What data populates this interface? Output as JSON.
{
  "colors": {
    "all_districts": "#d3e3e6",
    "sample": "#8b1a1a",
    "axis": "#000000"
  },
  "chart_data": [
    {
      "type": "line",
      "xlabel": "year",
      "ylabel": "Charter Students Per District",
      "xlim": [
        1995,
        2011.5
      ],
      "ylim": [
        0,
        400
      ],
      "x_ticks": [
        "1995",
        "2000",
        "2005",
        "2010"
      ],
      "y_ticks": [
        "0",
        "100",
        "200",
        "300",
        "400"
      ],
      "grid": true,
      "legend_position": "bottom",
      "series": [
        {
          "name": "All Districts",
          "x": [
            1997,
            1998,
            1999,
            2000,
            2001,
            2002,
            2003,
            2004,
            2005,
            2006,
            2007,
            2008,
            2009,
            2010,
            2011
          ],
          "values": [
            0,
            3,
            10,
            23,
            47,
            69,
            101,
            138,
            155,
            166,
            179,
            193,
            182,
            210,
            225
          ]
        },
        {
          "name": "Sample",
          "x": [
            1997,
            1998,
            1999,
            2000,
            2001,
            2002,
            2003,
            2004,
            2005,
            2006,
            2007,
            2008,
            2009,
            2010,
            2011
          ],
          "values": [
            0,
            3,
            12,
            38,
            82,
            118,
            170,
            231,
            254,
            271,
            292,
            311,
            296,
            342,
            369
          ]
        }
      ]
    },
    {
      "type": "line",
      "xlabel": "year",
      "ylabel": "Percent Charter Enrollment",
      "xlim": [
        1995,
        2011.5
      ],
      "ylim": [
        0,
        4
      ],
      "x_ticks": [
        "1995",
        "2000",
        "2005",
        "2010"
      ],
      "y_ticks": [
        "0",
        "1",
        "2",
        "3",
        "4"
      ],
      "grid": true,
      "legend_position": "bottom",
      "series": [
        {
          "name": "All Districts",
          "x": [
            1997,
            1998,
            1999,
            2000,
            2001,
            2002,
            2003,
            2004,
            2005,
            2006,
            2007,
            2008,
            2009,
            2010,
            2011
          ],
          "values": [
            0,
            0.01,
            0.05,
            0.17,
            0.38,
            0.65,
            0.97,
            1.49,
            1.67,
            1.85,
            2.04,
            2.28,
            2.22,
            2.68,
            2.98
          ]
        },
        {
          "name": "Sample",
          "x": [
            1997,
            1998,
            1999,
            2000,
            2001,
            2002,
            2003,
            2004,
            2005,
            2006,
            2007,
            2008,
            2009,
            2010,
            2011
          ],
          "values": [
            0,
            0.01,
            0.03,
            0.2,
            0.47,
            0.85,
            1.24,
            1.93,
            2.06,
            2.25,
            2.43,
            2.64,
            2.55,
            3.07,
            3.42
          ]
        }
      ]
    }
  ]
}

- [Your instructions] Find the string "ylabel" in the listing and return every line that holds it.

- [Solution]
      "ylabel": "Charter Students Per District",
      "ylabel": "Percent Charter Enrollment",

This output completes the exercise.